PROBLEM
Repeat all of the data precisely.

Stored entries
•••
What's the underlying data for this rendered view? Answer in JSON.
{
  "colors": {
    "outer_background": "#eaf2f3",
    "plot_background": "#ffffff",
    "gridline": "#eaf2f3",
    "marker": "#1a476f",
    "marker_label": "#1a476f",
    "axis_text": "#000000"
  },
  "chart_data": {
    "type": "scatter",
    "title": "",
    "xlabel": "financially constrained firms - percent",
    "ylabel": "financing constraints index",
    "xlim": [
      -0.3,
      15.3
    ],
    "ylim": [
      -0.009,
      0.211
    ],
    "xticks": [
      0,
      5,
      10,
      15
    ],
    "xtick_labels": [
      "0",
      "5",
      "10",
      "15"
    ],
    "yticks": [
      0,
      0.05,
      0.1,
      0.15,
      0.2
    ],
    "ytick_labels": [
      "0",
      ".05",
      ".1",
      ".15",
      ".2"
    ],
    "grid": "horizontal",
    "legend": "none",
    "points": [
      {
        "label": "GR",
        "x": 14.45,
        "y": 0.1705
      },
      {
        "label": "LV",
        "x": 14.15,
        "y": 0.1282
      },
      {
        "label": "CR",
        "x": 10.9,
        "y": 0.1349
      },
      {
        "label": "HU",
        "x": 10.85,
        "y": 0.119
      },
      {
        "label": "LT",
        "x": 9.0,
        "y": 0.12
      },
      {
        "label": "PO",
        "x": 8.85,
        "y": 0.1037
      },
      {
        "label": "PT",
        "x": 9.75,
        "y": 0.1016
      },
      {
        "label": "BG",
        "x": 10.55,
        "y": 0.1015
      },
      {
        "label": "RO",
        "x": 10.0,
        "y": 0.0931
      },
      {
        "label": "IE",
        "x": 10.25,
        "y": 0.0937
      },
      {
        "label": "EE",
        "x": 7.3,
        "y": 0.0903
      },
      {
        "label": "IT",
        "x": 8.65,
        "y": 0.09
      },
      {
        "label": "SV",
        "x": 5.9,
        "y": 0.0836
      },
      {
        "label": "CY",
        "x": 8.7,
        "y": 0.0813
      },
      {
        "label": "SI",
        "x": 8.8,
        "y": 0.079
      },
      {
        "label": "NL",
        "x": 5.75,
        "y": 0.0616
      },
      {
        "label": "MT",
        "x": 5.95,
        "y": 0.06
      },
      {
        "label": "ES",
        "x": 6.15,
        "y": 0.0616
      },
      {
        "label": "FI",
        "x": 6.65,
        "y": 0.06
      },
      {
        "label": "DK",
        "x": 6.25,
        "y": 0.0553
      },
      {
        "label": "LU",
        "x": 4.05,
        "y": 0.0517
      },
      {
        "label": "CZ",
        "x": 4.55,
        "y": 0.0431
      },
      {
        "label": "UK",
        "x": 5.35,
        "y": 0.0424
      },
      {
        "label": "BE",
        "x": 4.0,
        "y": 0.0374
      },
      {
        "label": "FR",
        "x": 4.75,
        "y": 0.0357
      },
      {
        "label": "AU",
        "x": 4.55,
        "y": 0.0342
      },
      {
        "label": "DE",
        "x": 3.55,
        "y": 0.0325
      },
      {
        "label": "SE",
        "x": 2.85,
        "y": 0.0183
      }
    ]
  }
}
•••
OUTPUT
What's the underlying data for this rendered view? Answer in JSON.
{
  "colors": {
    "outer_background": "#eaf2f3",
    "plot_background": "#ffffff",
    "gridline": "#eaf2f3",
    "marker": "#1a476f",
    "marker_label": "#1a476f",
    "axis_text": "#000000"
  },
  "chart_data": {
    "type": "scatter",
    "title": "",
    "xlabel": "financially constrained firms - percent",
    "ylabel": "financing constraints index",
    "xlim": [
      -0.3,
      15.3
    ],
    "ylim": [
      -0.009,
      0.211
    ],
    "xticks": [
      0,
      5,
      10,
      15
    ],
    "xtick_labels": [
      "0",
      "5",
      "10",
      "15"
    ],
    "yticks": [
      0,
      0.05,
      0.1,
      0.15,
      0.2
    ],
    "ytick_labels": [
      "0",
      ".05",
      ".1",
      ".15",
      ".2"
    ],
    "grid": "horizontal",
    "legend": "none",
    "points": [
      {
        "label": "GR",
        "x": 14.45,
        "y": 0.1705
      },
      {
        "label": "LV",
        "x": 14.15,
        "y": 0.1282
      },
      {
        "label": "CR",
        "x": 10.9,
        "y": 0.1349
      },
      {
        "label": "HU",
        "x": 10.85,
        "y": 0.119
      },
      {
        "label": "LT",
        "x": 9.0,
        "y": 0.12
      },
      {
        "label": "PO",
        "x": 8.85,
        "y": 0.1037
      },
      {
        "label": "PT",
        "x": 9.75,
        "y": 0.1016
      },
      {
        "label": "BG",
        "x": 10.55,
        "y": 0.1015
      },
      {
        "label": "RO",
        "x": 10.0,
        "y": 0.0931
      },
      {
        "label": "IE",
        "x": 10.25,
        "y": 0.0937
      },
      {
        "label": "EE",
        "x": 7.3,
        "y": 0.0903
      },
      {
        "label": "IT",
        "x": 8.65,
        "y": 0.09
      },
      {
        "label": "SV",
        "x": 5.9,
        "y": 0.0836
      },
      {
        "label": "CY",
        "x": 8.7,
        "y": 0.0813
      },
      {
        "label": "SI",
        "x": 8.8,
        "y": 0.079
      },
      {
        "label": "NL",
        "x": 5.75,
        "y": 0.0616
      },
      {
        "label": "MT",
        "x": 5.95,
        "y": 0.06
      },
      {
        "label": "ES",
        "x": 6.15,
        "y": 0.0616
      },
      {
        "label": "FI",
        "x": 6.65,
        "y": 0.06
      },
      {
        "label": "DK",
        "x": 6.25,
        "y": 0.0553
      },
      {
        "label": "LU",
        "x": 4.05,
        "y": 0.0517
      },
      {
        "label": "CZ",
        "x": 4.55,
        "y": 0.0431
      },
      {
        "label": "UK",
        "x": 5.35,
        "y": 0.0424
      },
      {
        "label": "BE",
        "x": 4.0,
        "y": 0.0374
      },
      {
        "label": "FR",
        "x": 4.75,
        "y": 0.0357
      },
      {
        "label": "AU",
        "x": 4.55,
        "y": 0.0342
      },
      {
        "label": "DE",
        "x": 3.55,
        "y": 0.0325
      },
      {
        "label": "SE",
        "x": 2.85,
        "y": 0.0183
      }
    ]
  }
}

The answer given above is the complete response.